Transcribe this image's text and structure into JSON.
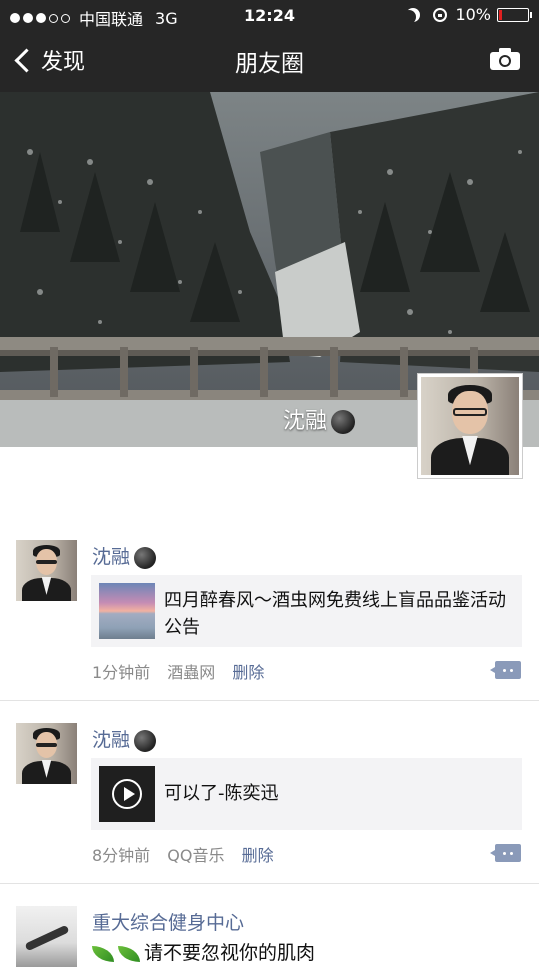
{
  "status_bar": {
    "carrier": "中国联通",
    "network": "3G",
    "time": "12:24",
    "battery": "10%"
  },
  "nav": {
    "back_label": "发现",
    "title": "朋友圈"
  },
  "cover": {
    "user_name": "沈融"
  },
  "posts": [
    {
      "author": "沈融",
      "content": "四月醉春风～酒虫网免费线上盲品品鉴活动公告",
      "time": "1分钟前",
      "source": "酒蟲网",
      "delete_label": "删除"
    },
    {
      "author": "沈融",
      "content": "可以了-陈奕迅",
      "time": "8分钟前",
      "source": "QQ音乐",
      "delete_label": "删除"
    },
    {
      "author": "重大综合健身中心",
      "content": "请不要忽视你的肌肉"
    }
  ],
  "colors": {
    "bar_bg": "#262626",
    "link_blue": "#576b95",
    "card_bg": "#f3f3f5"
  }
}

* Directions for this task *
Repeat all of the entries word for word, but omit the pictures.

* Output *
Transcribe this image's text and structure into JSON.
{
  "status_bar": {
    "carrier": "中国联通",
    "network": "3G",
    "time": "12:24",
    "battery": "10%"
  },
  "nav": {
    "back_label": "发现",
    "title": "朋友圈"
  },
  "cover": {
    "user_name": "沈融"
  },
  "posts": [
    {
      "author": "沈融",
      "content": "四月醉春风～酒虫网免费线上盲品品鉴活动公告",
      "time": "1分钟前",
      "source": "酒蟲网",
      "delete_label": "删除"
    },
    {
      "author": "沈融",
      "content": "可以了-陈奕迅",
      "time": "8分钟前",
      "source": "QQ音乐",
      "delete_label": "删除"
    },
    {
      "author": "重大综合健身中心",
      "content": "请不要忽视你的肌肉"
    }
  ],
  "colors": {
    "bar_bg": "#262626",
    "link_blue": "#576b95",
    "card_bg": "#f3f3f5"
  }
}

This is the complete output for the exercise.